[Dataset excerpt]

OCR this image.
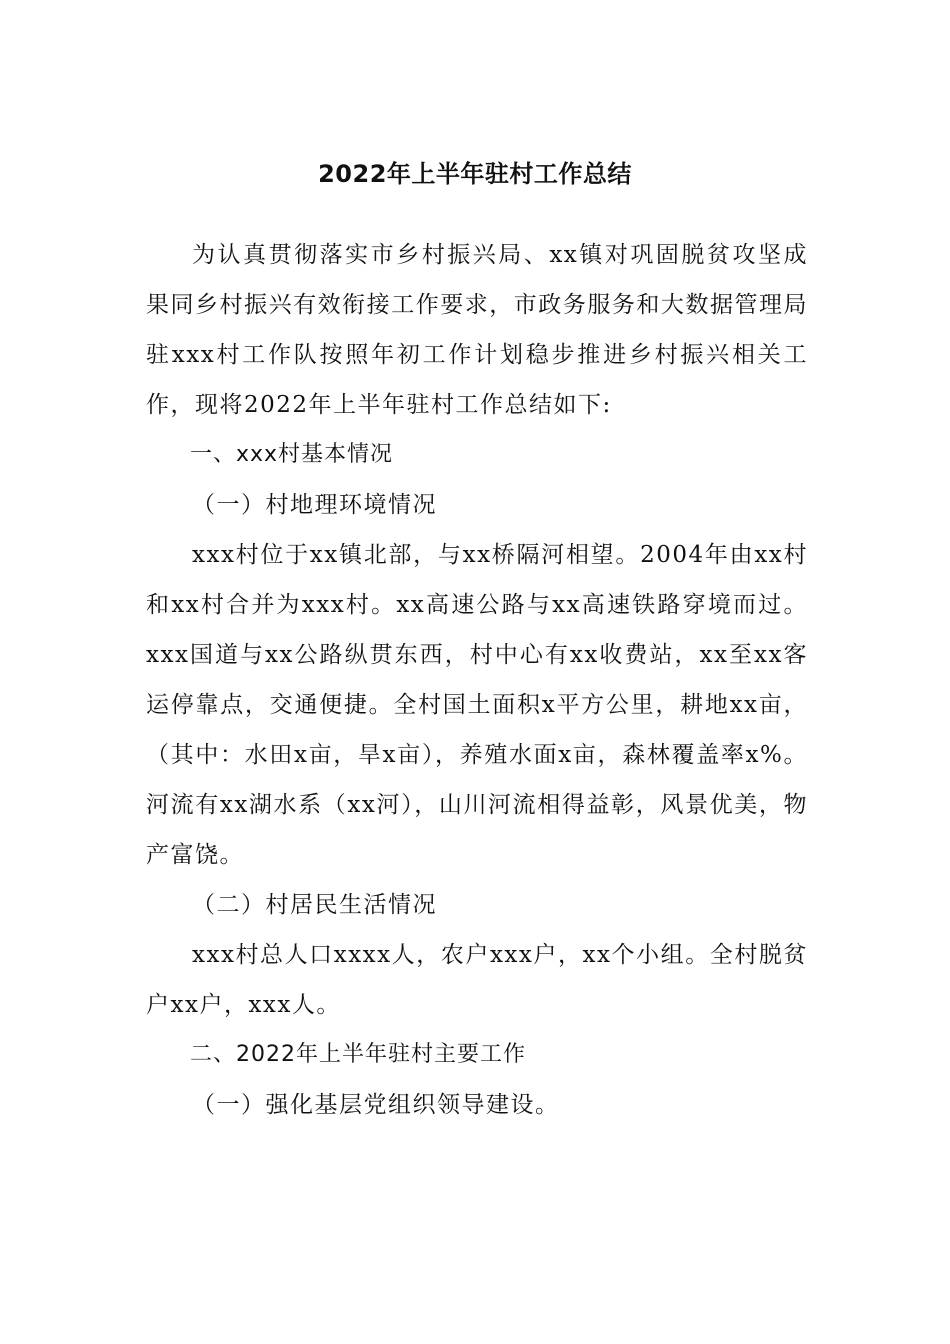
2022年上半年驻村工作总结

为认真贯彻落实市乡村振兴局、xx镇对巩固脱贫攻坚成果同乡村振兴有效衔接工作要求，市政务服务和大数据管理局驻xxx村工作队按照年初工作计划稳步推进乡村振兴相关工作，现将2022年上半年驻村工作总结如下:

一、xxx村基本情况

（一）村地理环境情况

xxx村位于xx镇北部，与xx桥隔河相望。2004年由xx村和xx村合并为xxx村。xx高速公路与xx高速铁路穿境而过。xxx国道与xx公路纵贯东西，村中心有xx收费站，xx至xx客运停靠点，交通便捷。全村国土面积x平方公里，耕地xx亩，（其中：水田x亩，旱x亩），养殖水面x亩，森林覆盖率x%。河流有xx湖水系（xx河），山川河流相得益彰，风景优美，物产富饶。

（二）村居民生活情况

xxx村总人口xxxx人，农户xxx户，xx个小组。全村脱贫户xx户，xxx人。

二、2022年上半年驻村主要工作

（一）强化基层党组织领导建设。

▸ What you will do
Every line above should be returned exactly; the pictures stay out.

▸ Result for this task
OCR this image.
2022年上半年驻村工作总结

为认真贯彻落实市乡村振兴局、xx镇对巩固脱贫攻坚成果同乡村振兴有效衔接工作要求，市政务服务和大数据管理局驻xxx村工作队按照年初工作计划稳步推进乡村振兴相关工作，现将2022年上半年驻村工作总结如下:

一、xxx村基本情况

（一）村地理环境情况

xxx村位于xx镇北部，与xx桥隔河相望。2004年由xx村和xx村合并为xxx村。xx高速公路与xx高速铁路穿境而过。xxx国道与xx公路纵贯东西，村中心有xx收费站，xx至xx客运停靠点，交通便捷。全村国土面积x平方公里，耕地xx亩，（其中：水田x亩，旱x亩），养殖水面x亩，森林覆盖率x%。河流有xx湖水系（xx河），山川河流相得益彰，风景优美，物产富饶。

（二）村居民生活情况

xxx村总人口xxxx人，农户xxx户，xx个小组。全村脱贫户xx户，xxx人。

二、2022年上半年驻村主要工作

（一）强化基层党组织领导建设。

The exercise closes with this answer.